_EXTRACT_.
* begin *

Table of contents
Description
Disassembly and decompilation are two powerful tools in the analyst’s belt as it allows to inspect the internals of an executable file (EXE, ELF, DEX), a disassembler reads the bytes from the binary and tries to interpret them for obtaining instructions from one computer architecture, in the case of DEX binary format this work is commonly simpler to disassemble as each method contains its own bytes, and in other formats like ELF or EXE, all the executable bytes are commonly contained in a .text section, and it’s necessary to apply algorithms to recognizes functions in the binary.
Two algorithms are commonly used for disassembly a binary: linear sweep and recursive disassembly. The former goes from the first to the last byte disassembling each instruction, and the latter takes a starting point (commonly binary entry point) and follows the control flow to disassembly the instructions. Newer algorithm exists that join both algorithms (speculative disassembly). Once the code has been disassembled, there are algorithms to obtain the bounders of the functions, with these algorithms there’s a best effort to obtain the functions of the binary, commonly fixed patterns or analysis of control flows are used to obtain these boundaries.

* end *

_JOB_. Reproduce the stretch of the disassembly passage from "Two algorithms are" through "obtain these boundaries.". Work from the disassembly passage alone.

_MATERIAL PROVIDED_.
* begin *

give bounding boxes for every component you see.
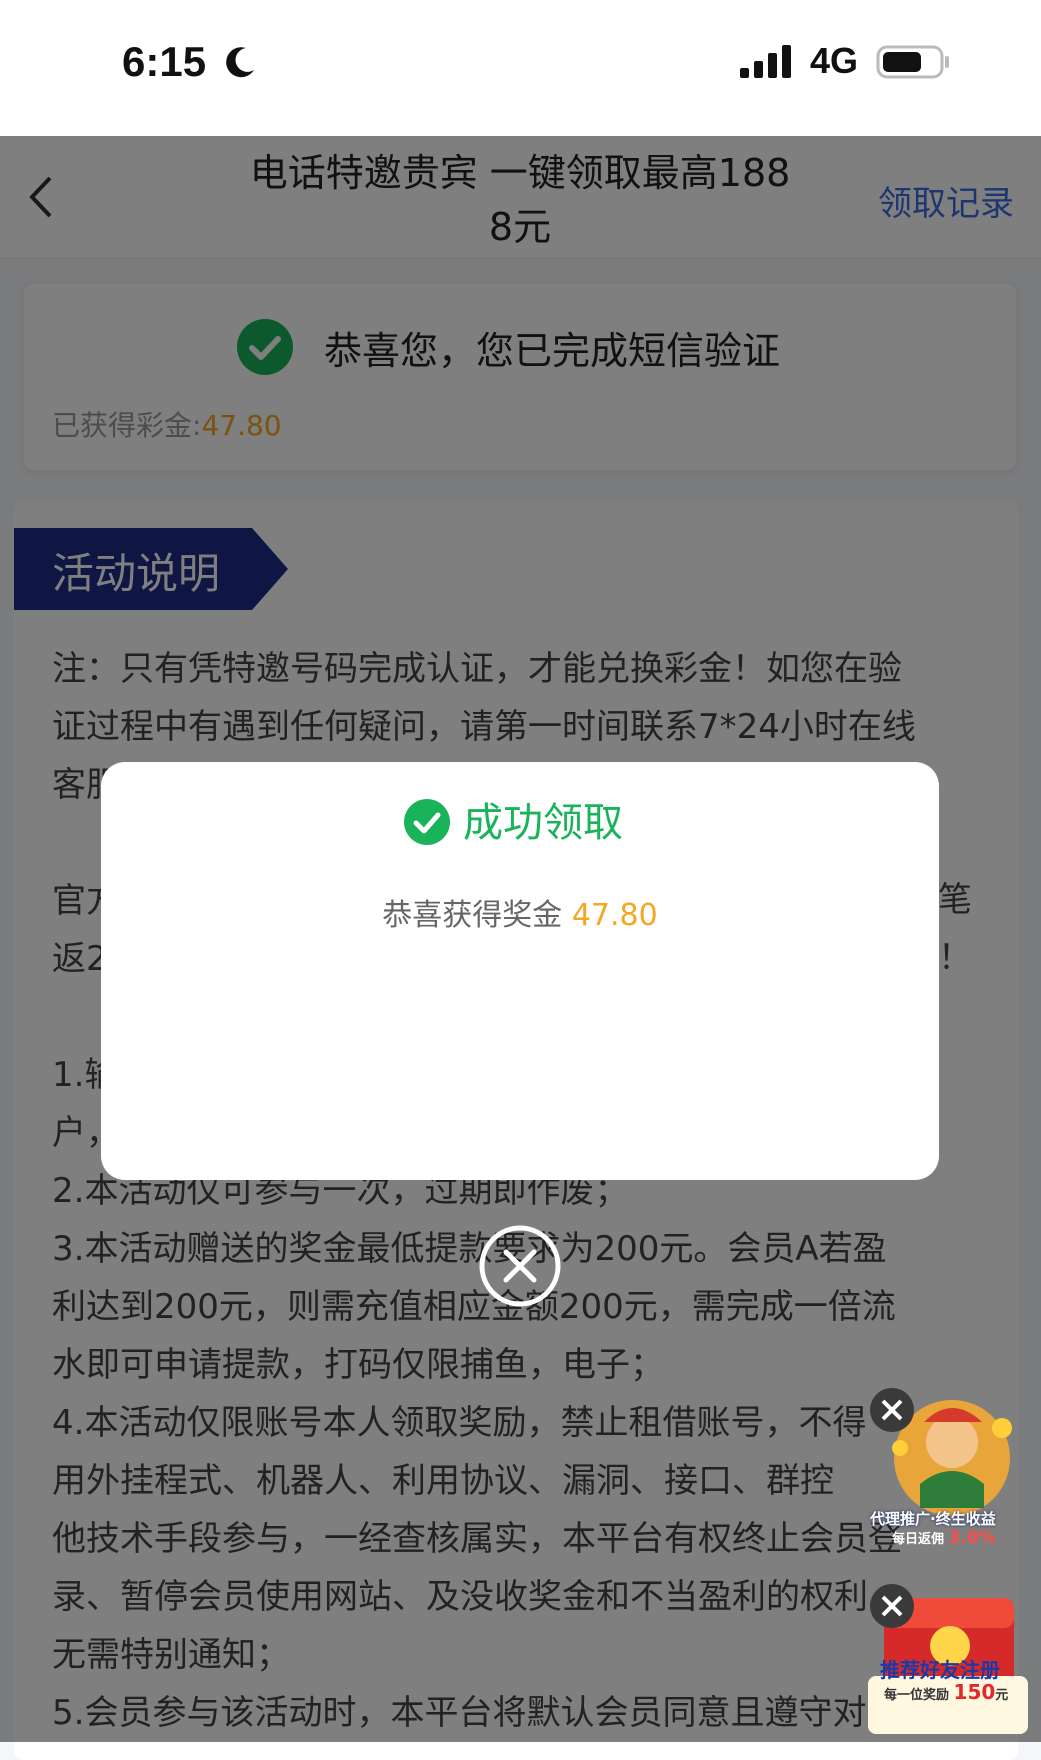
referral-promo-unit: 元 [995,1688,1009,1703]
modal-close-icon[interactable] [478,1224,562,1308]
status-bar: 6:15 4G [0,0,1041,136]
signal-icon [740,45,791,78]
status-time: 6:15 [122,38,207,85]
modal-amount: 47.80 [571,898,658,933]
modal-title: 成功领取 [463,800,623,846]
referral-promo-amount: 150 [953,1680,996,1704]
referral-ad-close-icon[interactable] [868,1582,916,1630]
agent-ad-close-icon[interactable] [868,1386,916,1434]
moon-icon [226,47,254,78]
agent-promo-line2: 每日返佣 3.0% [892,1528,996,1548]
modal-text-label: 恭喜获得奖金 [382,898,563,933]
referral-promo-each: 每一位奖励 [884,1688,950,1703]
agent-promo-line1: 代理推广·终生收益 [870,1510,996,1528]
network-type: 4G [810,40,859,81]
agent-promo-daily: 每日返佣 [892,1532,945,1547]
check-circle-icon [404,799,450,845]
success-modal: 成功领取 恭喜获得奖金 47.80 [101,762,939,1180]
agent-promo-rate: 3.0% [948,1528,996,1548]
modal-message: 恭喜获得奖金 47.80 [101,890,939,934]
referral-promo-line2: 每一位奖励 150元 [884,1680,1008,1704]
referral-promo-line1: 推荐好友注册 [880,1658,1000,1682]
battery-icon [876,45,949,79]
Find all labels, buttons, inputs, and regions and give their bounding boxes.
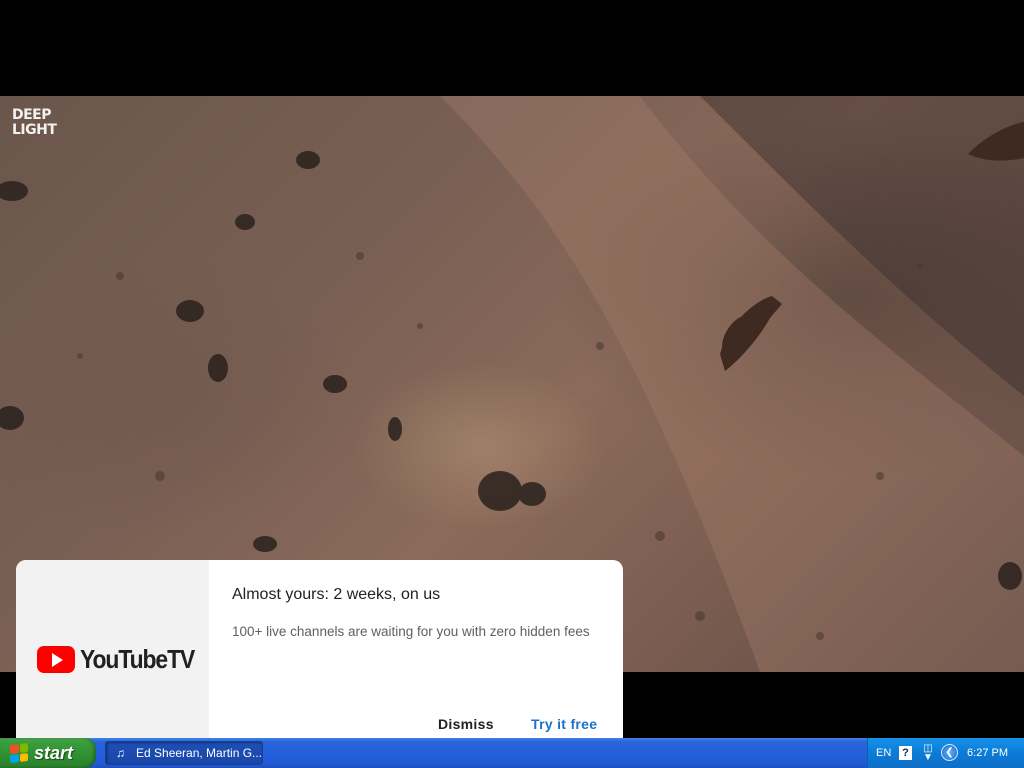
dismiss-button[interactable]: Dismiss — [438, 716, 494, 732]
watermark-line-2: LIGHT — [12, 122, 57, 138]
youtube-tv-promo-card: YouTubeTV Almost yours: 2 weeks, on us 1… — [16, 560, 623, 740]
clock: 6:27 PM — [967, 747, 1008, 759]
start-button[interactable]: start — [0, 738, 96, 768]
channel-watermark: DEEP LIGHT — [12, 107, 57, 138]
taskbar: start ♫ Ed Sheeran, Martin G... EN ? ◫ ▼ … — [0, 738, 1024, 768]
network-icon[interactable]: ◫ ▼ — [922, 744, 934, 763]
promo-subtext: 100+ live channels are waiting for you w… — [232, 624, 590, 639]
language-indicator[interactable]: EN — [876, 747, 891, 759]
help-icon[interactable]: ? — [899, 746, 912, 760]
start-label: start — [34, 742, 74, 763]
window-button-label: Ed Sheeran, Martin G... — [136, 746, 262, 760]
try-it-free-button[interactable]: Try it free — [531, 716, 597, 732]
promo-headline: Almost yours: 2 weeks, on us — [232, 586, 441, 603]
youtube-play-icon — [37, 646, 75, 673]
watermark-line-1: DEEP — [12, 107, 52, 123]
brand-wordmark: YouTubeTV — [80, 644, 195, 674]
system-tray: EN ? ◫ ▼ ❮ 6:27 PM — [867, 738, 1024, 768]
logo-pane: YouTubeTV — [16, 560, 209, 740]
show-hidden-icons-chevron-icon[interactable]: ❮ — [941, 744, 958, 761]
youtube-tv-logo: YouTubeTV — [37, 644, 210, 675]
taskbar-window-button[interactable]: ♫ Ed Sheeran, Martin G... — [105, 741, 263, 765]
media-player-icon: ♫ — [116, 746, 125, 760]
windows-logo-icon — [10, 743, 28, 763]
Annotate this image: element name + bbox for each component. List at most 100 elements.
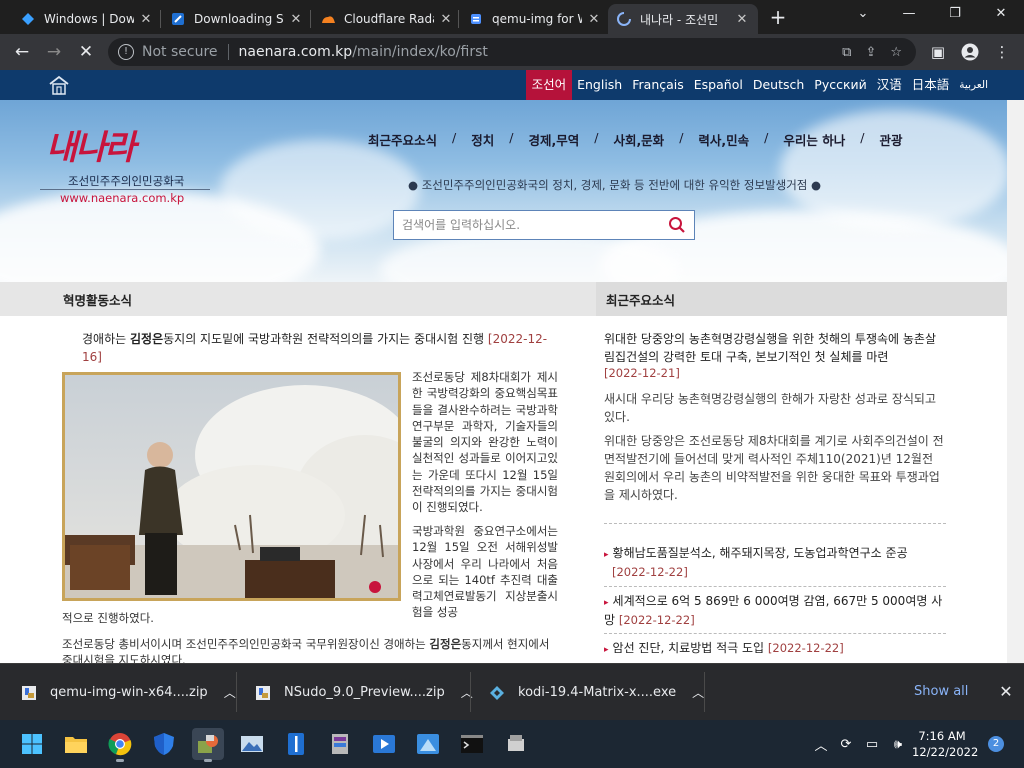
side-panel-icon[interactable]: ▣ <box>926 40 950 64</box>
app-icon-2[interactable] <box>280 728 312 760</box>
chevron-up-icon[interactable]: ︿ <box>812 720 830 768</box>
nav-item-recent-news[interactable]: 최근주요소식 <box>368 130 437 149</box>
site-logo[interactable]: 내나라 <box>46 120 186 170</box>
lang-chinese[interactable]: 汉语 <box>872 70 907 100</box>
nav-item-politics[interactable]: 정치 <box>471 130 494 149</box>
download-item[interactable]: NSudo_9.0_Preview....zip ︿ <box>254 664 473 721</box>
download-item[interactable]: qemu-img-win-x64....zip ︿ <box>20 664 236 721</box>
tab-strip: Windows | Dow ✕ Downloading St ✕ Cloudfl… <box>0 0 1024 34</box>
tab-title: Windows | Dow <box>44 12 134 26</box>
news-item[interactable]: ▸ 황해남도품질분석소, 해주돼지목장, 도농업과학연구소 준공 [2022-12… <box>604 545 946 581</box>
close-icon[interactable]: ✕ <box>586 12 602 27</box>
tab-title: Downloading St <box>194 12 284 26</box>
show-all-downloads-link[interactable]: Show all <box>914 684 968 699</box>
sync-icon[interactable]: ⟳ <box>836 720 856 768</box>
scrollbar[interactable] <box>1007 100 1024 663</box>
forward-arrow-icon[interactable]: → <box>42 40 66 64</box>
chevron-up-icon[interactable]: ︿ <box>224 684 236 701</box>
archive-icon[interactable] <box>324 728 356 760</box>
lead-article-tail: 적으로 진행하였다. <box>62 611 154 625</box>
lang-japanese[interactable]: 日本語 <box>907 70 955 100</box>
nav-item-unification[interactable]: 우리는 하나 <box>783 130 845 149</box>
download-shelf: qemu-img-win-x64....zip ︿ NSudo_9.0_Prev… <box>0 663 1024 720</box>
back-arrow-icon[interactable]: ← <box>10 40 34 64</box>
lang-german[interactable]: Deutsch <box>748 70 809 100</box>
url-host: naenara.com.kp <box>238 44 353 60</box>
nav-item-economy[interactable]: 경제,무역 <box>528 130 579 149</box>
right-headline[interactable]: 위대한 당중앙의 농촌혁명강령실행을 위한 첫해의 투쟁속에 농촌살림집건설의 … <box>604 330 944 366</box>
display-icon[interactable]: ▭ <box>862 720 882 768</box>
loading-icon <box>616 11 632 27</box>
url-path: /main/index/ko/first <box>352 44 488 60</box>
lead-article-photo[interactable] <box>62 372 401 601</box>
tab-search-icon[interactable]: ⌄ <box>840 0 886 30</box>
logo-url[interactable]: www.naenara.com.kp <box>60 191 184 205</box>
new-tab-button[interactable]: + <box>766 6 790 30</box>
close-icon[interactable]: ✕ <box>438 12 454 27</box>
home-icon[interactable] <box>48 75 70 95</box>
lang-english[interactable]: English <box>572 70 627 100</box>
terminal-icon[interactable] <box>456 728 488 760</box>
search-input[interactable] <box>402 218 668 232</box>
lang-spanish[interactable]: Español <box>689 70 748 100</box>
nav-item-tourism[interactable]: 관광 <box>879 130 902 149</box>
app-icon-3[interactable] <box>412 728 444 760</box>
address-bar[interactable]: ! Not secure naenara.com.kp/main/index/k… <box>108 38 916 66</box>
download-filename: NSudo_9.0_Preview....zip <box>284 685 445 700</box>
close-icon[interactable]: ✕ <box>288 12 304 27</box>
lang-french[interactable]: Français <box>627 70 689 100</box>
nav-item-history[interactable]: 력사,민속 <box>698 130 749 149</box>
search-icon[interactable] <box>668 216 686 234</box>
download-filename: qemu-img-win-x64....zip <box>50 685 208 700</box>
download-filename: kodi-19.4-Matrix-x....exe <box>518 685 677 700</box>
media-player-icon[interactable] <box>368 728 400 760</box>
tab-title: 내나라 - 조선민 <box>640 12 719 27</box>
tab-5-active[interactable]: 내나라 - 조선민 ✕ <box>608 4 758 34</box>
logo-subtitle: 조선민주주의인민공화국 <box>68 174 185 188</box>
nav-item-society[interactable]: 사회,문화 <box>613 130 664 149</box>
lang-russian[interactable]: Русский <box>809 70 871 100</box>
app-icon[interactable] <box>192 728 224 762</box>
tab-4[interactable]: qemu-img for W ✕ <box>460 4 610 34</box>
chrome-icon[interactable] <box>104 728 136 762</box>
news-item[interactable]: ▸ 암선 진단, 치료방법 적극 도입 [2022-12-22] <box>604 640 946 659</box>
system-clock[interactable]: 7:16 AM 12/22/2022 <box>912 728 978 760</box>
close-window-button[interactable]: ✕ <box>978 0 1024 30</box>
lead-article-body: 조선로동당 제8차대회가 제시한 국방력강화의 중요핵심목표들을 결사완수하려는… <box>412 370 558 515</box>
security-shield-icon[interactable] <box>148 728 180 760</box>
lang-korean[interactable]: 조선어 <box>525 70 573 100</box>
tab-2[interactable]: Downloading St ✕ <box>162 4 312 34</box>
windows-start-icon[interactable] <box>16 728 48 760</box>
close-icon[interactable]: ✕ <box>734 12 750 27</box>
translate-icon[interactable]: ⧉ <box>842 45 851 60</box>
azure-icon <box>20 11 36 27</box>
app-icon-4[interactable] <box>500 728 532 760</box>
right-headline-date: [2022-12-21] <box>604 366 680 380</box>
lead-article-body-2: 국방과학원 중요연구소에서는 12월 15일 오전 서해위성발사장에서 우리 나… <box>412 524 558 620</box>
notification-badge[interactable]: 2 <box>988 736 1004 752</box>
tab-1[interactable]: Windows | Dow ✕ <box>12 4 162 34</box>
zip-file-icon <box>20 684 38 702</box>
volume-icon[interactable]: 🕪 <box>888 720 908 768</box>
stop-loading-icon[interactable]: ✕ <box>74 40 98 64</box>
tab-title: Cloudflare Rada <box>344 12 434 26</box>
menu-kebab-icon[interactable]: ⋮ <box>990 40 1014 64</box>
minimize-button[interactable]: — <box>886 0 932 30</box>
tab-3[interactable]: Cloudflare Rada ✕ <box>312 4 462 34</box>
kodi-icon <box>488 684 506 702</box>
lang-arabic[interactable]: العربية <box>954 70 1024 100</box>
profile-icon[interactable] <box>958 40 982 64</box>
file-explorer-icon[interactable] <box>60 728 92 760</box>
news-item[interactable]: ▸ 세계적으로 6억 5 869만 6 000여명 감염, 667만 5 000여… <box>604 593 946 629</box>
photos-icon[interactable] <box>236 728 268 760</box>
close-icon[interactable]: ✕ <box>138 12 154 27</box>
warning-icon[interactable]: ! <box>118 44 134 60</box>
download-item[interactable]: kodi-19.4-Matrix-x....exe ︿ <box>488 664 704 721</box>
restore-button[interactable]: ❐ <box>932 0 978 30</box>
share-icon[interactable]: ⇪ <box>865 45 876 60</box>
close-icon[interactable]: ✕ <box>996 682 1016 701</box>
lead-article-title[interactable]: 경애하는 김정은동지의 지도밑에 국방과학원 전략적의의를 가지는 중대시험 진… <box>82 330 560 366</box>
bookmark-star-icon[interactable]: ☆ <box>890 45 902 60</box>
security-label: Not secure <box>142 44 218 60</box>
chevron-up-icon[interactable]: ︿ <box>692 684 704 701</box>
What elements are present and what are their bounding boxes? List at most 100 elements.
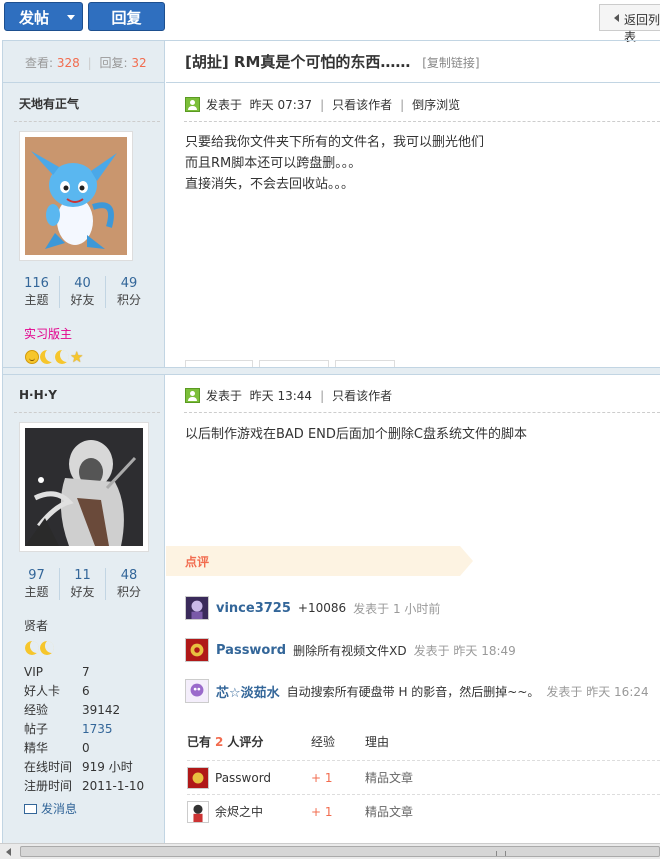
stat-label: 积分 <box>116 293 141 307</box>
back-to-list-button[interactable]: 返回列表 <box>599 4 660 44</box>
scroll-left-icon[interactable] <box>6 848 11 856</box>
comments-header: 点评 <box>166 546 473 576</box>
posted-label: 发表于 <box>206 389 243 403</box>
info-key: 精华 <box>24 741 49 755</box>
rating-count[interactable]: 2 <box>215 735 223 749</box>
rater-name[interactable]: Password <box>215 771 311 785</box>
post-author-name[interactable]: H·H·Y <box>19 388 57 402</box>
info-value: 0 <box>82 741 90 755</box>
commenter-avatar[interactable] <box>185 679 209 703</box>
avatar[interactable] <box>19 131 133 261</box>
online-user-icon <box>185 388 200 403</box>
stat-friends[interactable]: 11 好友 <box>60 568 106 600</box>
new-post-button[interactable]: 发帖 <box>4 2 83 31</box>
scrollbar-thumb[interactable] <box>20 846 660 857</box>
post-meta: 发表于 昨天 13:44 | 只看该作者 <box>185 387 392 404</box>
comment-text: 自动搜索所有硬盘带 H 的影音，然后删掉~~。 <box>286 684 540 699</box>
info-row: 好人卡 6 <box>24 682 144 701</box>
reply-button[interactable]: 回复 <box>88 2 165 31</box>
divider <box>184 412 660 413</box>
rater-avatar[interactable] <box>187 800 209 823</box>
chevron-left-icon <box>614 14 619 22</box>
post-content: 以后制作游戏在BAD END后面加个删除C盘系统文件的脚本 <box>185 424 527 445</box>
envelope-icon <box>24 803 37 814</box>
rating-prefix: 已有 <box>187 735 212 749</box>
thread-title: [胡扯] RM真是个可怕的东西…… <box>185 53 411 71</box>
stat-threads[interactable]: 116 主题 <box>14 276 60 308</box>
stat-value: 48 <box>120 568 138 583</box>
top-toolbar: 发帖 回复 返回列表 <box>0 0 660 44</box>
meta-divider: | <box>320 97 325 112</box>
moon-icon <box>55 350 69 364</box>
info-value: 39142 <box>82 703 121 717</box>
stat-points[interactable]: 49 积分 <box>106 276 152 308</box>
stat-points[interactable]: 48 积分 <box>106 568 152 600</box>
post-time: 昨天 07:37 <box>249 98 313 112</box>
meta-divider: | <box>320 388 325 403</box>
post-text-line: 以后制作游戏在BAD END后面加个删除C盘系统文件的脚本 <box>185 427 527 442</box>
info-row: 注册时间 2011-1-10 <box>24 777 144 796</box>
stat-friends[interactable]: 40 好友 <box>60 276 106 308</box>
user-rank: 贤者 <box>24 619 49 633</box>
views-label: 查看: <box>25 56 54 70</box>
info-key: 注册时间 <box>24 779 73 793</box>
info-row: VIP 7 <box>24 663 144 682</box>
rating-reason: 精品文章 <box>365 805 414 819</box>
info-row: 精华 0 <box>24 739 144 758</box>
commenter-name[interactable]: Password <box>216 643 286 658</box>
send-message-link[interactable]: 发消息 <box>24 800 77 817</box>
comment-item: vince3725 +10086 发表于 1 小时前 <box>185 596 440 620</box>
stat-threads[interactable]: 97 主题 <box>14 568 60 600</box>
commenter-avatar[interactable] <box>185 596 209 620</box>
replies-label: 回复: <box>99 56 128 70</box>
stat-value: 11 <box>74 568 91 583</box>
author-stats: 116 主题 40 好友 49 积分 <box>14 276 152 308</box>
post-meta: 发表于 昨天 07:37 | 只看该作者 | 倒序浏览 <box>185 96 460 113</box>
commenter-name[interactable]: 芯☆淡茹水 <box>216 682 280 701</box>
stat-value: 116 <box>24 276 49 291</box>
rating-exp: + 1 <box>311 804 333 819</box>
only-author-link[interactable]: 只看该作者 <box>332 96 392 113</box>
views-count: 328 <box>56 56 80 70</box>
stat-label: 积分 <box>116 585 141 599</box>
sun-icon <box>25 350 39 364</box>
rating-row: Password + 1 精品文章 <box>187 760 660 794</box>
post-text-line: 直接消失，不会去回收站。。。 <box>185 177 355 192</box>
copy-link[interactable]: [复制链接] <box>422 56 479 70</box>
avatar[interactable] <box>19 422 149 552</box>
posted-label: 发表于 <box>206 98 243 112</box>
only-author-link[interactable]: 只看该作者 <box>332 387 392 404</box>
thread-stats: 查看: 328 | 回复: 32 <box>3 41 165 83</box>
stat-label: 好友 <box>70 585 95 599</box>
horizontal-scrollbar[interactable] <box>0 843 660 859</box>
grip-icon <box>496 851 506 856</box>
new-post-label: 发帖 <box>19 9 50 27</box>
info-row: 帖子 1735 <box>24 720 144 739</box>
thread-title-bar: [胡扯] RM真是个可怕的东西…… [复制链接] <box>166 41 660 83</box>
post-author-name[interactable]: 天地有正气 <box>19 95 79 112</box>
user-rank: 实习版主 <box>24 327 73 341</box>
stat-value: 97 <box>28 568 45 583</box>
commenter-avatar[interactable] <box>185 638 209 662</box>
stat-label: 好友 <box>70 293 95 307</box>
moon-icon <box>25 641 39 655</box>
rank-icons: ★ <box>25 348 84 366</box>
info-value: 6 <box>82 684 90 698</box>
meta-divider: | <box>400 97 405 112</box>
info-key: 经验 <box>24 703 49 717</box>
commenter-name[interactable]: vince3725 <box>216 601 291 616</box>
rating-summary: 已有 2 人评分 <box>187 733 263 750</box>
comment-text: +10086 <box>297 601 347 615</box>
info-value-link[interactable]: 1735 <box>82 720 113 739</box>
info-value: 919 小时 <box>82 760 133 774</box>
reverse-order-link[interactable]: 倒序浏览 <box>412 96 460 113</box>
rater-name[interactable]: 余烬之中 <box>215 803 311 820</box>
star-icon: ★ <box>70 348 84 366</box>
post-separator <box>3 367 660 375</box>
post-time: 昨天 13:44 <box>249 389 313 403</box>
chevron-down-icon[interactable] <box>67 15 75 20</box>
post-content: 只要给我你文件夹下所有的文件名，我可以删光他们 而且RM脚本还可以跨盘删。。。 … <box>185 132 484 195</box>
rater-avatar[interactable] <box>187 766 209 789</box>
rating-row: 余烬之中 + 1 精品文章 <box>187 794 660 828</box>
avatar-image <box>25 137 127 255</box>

* end *

_OUTPUT_.
Two algorithms are commonly used for disassembly a binary: linear sweep and recursive disassembly. The former goes from the first to the last byte disassembling each instruction, and the latter takes a starting point (commonly binary entry point) and follows the control flow to disassembly the instructions. Newer algorithm exists that join both algorithms (speculative disassembly). Once the code has been disassembled, there are algorithms to obtain the bounders of the functions, with these algorithms there’s a best effort to obtain the functions of the binary, commonly fixed patterns or analysis of control flows are used to obtain these boundaries.